Stored data
** start **

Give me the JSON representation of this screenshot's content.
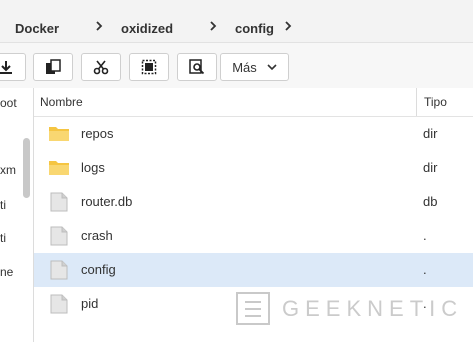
{
  "breadcrumb": {
    "items": [
      "Docker",
      "oxidized",
      "config"
    ]
  },
  "toolbar": {
    "buttons": [
      "download-icon",
      "copy-icon",
      "cut-icon",
      "select-icon",
      "search-icon"
    ],
    "more_label": "Más"
  },
  "left_panel": {
    "items": [
      "oot",
      "xm",
      "ti",
      "ti",
      "ne"
    ]
  },
  "file_list": {
    "columns": {
      "name": "Nombre",
      "type": "Tipo"
    },
    "rows": [
      {
        "name": "repos",
        "type": "dir",
        "icon": "folder-icon"
      },
      {
        "name": "logs",
        "type": "dir",
        "icon": "folder-icon"
      },
      {
        "name": "router.db",
        "type": "db",
        "icon": "file-icon"
      },
      {
        "name": "crash",
        "type": ".",
        "icon": "file-icon"
      },
      {
        "name": "config",
        "type": ".",
        "icon": "file-icon",
        "selected": true
      },
      {
        "name": "pid",
        "type": ".",
        "icon": "file-icon"
      }
    ]
  },
  "watermark": {
    "text": "GEEKNETIC"
  },
  "colors": {
    "selected_row": "#dce9f8",
    "folder": "#f5c542",
    "file": "#e6e6e6"
  }
}
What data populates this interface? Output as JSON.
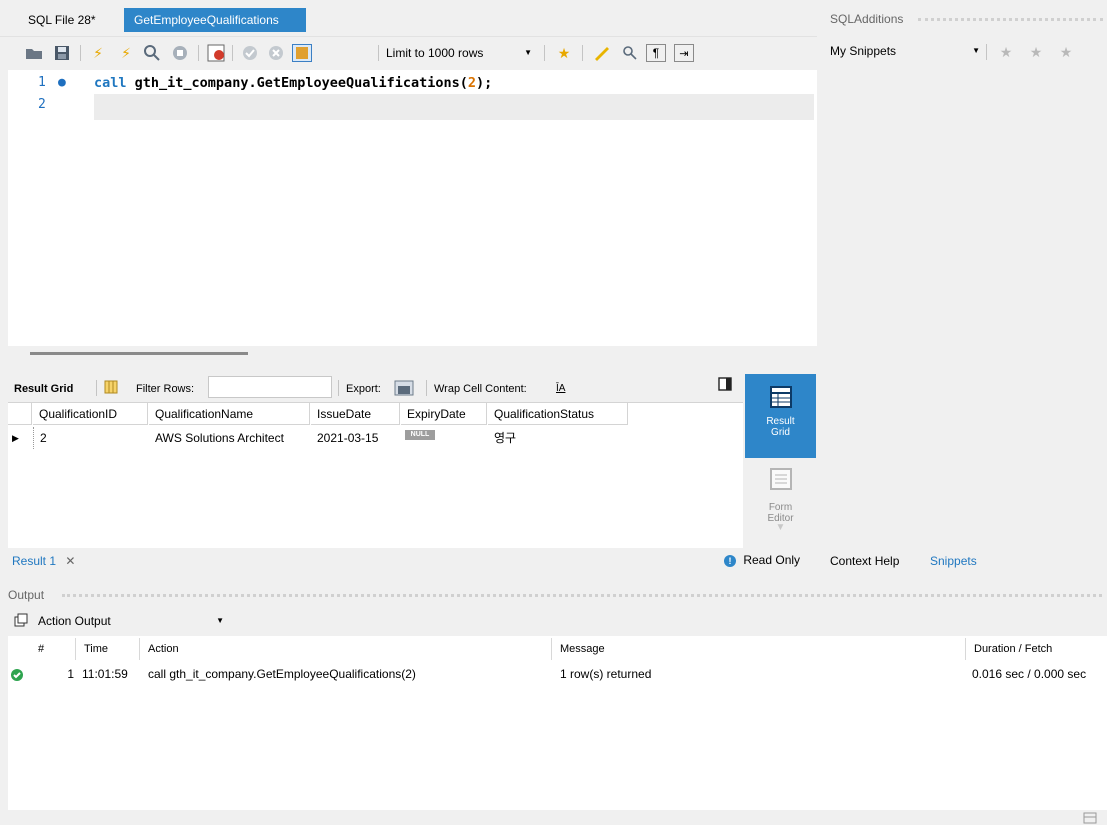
{
  "tabs": [
    {
      "label": "SQL File 28*"
    },
    {
      "label": "GetEmployeeQualifications"
    }
  ],
  "toolbar": {
    "limit_select": "Limit to 1000 rows"
  },
  "editor": {
    "lines": [
      {
        "number": "1",
        "text": "call gth_it_company.GetEmployeeQualifications(2);"
      },
      {
        "number": "2",
        "text": ""
      }
    ],
    "code_keyword": "call",
    "code_object": "gth_it_company.GetEmployeeQualifications(",
    "code_arg": "2",
    "code_end": ");"
  },
  "result_toolbar": {
    "result_grid_label": "Result Grid",
    "filter_label": "Filter Rows:",
    "filter_value": "",
    "export_label": "Export:",
    "wrap_label": "Wrap Cell Content:"
  },
  "grid": {
    "columns": [
      "QualificationID",
      "QualificationName",
      "IssueDate",
      "ExpiryDate",
      "QualificationStatus"
    ],
    "rows": [
      {
        "QualificationID": "2",
        "QualificationName": "AWS Solutions Architect",
        "IssueDate": "2021-03-15",
        "ExpiryDate": "NULL",
        "QualificationStatus": "영구"
      }
    ]
  },
  "side_buttons": {
    "result_grid": "Result Grid",
    "result_grid_line1": "Result",
    "result_grid_line2": "Grid",
    "form_editor_line1": "Form",
    "form_editor_line2": "Editor"
  },
  "result_tabs": {
    "tab_label": "Result 1",
    "read_only": "Read Only"
  },
  "right_panel": {
    "title": "SQLAdditions",
    "snippets_select": "My Snippets",
    "tab_context_help": "Context Help",
    "tab_snippets": "Snippets"
  },
  "output": {
    "title": "Output",
    "select": "Action Output",
    "columns": [
      "#",
      "Time",
      "Action",
      "Message",
      "Duration / Fetch"
    ],
    "rows": [
      {
        "num": "1",
        "time": "11:01:59",
        "action": "call gth_it_company.GetEmployeeQualifications(2)",
        "message": "1 row(s) returned",
        "duration": "0.016 sec / 0.000 sec",
        "status": "success"
      }
    ]
  },
  "colors": {
    "accent": "#2e86c9",
    "keyword": "#1f77c0",
    "number": "#d97200",
    "success": "#2ea44f"
  }
}
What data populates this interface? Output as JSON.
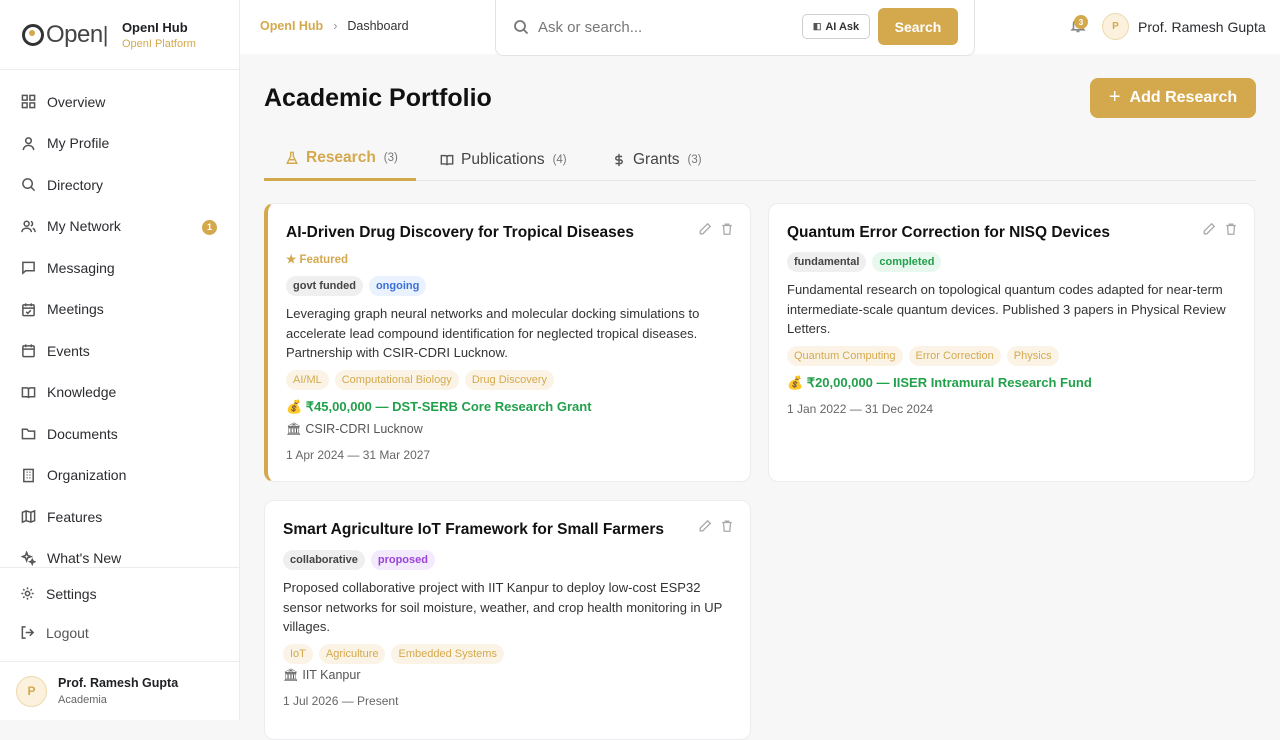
{
  "brand": {
    "logo_text": "Open",
    "name": "OpenI Hub",
    "sub": "OpenI Platform"
  },
  "sidebar": {
    "items": [
      {
        "label": "Overview",
        "icon": "grid-icon"
      },
      {
        "label": "My Profile",
        "icon": "user-icon"
      },
      {
        "label": "Directory",
        "icon": "search-icon"
      },
      {
        "label": "My Network",
        "icon": "users-icon",
        "badge": "1"
      },
      {
        "label": "Messaging",
        "icon": "message-icon"
      },
      {
        "label": "Meetings",
        "icon": "calendar-check-icon"
      },
      {
        "label": "Events",
        "icon": "calendar-icon"
      },
      {
        "label": "Knowledge",
        "icon": "book-icon"
      },
      {
        "label": "Documents",
        "icon": "folder-icon"
      },
      {
        "label": "Organization",
        "icon": "building-icon"
      },
      {
        "label": "Features",
        "icon": "map-icon"
      },
      {
        "label": "What's New",
        "icon": "sparkle-icon"
      }
    ],
    "settings": "Settings",
    "logout": "Logout",
    "user": {
      "initial": "P",
      "name": "Prof. Ramesh Gupta",
      "role": "Academia"
    }
  },
  "topbar": {
    "breadcrumb": [
      "OpenI Hub",
      "Dashboard"
    ],
    "search_placeholder": "Ask or search...",
    "ai_ask": "AI Ask",
    "search_button": "Search",
    "notifications": "3",
    "user_initial": "P",
    "user_name": "Prof. Ramesh Gupta"
  },
  "main": {
    "title": "Academic Portfolio",
    "add_button": "Add Research",
    "tabs": [
      {
        "label": "Research",
        "count": "(3)",
        "icon": "flask-icon"
      },
      {
        "label": "Publications",
        "count": "(4)",
        "icon": "book-open-icon"
      },
      {
        "label": "Grants",
        "count": "(3)",
        "icon": "dollar-icon"
      }
    ]
  },
  "cards": [
    {
      "title": "AI-Driven Drug Discovery for Tropical Diseases",
      "featured": "★ Featured",
      "status_chips": [
        "govt funded",
        "ongoing"
      ],
      "desc": "Leveraging graph neural networks and molecular docking simulations to accelerate lead compound identification for neglected tropical diseases. Partnership with CSIR-CDRI Lucknow.",
      "tags": [
        "AI/ML",
        "Computational Biology",
        "Drug Discovery"
      ],
      "funding": "💰 ₹45,00,000 — DST-SERB Core Research Grant",
      "institution": "🏛 CSIR-CDRI Lucknow",
      "dates": "1 Apr 2024 — 31 Mar 2027"
    },
    {
      "title": "Quantum Error Correction for NISQ Devices",
      "status_chips": [
        "fundamental",
        "completed"
      ],
      "desc": "Fundamental research on topological quantum codes adapted for near-term intermediate-scale quantum devices. Published 3 papers in Physical Review Letters.",
      "tags": [
        "Quantum Computing",
        "Error Correction",
        "Physics"
      ],
      "funding": "💰 ₹20,00,000 — IISER Intramural Research Fund",
      "dates": "1 Jan 2022 — 31 Dec 2024"
    },
    {
      "title": "Smart Agriculture IoT Framework for Small Farmers",
      "status_chips": [
        "collaborative",
        "proposed"
      ],
      "desc": "Proposed collaborative project with IIT Kanpur to deploy low-cost ESP32 sensor networks for soil moisture, weather, and crop health monitoring in UP villages.",
      "tags": [
        "IoT",
        "Agriculture",
        "Embedded Systems"
      ],
      "institution": "🏛 IIT Kanpur",
      "dates": "1 Jul 2026 — Present"
    }
  ],
  "colors": {
    "accent": "#d4a94e",
    "funding": "#22a04b"
  }
}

** end **

Pull every line containing the word "networks" out of the entries above.

      "desc": "Leveraging graph neural networks and molecular docking simulations to accelerate lead compound identification for neglected tropical diseases. Partnership with CSIR-CDRI Lucknow.",
      "desc": "Proposed collaborative project with IIT Kanpur to deploy low-cost ESP32 sensor networks for soil moisture, weather, and crop health monitoring in UP villages.",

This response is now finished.